Produce an exact copy of all the records.

········

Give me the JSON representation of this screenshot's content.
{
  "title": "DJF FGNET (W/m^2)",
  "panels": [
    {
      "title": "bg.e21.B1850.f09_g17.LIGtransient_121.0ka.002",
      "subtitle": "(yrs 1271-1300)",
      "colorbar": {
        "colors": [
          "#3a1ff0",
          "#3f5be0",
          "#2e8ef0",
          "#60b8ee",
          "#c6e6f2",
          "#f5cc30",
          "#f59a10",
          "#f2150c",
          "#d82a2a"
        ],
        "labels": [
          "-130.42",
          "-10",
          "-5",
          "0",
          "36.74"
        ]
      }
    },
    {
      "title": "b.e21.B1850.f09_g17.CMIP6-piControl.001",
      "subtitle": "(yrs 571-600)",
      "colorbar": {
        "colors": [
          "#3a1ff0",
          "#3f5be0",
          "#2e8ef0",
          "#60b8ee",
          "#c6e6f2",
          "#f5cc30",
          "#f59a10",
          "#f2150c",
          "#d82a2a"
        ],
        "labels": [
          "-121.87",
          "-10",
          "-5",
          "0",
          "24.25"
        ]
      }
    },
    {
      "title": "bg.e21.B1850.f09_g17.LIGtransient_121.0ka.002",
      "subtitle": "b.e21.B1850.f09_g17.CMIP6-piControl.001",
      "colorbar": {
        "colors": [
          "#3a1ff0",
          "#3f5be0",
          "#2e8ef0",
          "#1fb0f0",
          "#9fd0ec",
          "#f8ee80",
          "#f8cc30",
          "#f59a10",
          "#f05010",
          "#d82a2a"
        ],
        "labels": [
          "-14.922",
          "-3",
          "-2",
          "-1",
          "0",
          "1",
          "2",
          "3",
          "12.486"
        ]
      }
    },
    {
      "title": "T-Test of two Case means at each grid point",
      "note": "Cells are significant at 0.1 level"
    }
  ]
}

········

Response for this exercise |
Give me the JSON representation of this screenshot's content.
{
  "title": "DJF FGNET (W/m^2)",
  "panels": [
    {
      "title": "bg.e21.B1850.f09_g17.LIGtransient_121.0ka.002",
      "subtitle": "(yrs 1271-1300)",
      "colorbar": {
        "colors": [
          "#3a1ff0",
          "#3f5be0",
          "#2e8ef0",
          "#60b8ee",
          "#c6e6f2",
          "#f5cc30",
          "#f59a10",
          "#f2150c",
          "#d82a2a"
        ],
        "labels": [
          "-130.42",
          "-10",
          "-5",
          "0",
          "36.74"
        ]
      }
    },
    {
      "title": "b.e21.B1850.f09_g17.CMIP6-piControl.001",
      "subtitle": "(yrs 571-600)",
      "colorbar": {
        "colors": [
          "#3a1ff0",
          "#3f5be0",
          "#2e8ef0",
          "#60b8ee",
          "#c6e6f2",
          "#f5cc30",
          "#f59a10",
          "#f2150c",
          "#d82a2a"
        ],
        "labels": [
          "-121.87",
          "-10",
          "-5",
          "0",
          "24.25"
        ]
      }
    },
    {
      "title": "bg.e21.B1850.f09_g17.LIGtransient_121.0ka.002",
      "subtitle": "b.e21.B1850.f09_g17.CMIP6-piControl.001",
      "colorbar": {
        "colors": [
          "#3a1ff0",
          "#3f5be0",
          "#2e8ef0",
          "#1fb0f0",
          "#9fd0ec",
          "#f8ee80",
          "#f8cc30",
          "#f59a10",
          "#f05010",
          "#d82a2a"
        ],
        "labels": [
          "-14.922",
          "-3",
          "-2",
          "-1",
          "0",
          "1",
          "2",
          "3",
          "12.486"
        ]
      }
    },
    {
      "title": "T-Test of two Case means at each grid point",
      "note": "Cells are significant at 0.1 level"
    }
  ]
}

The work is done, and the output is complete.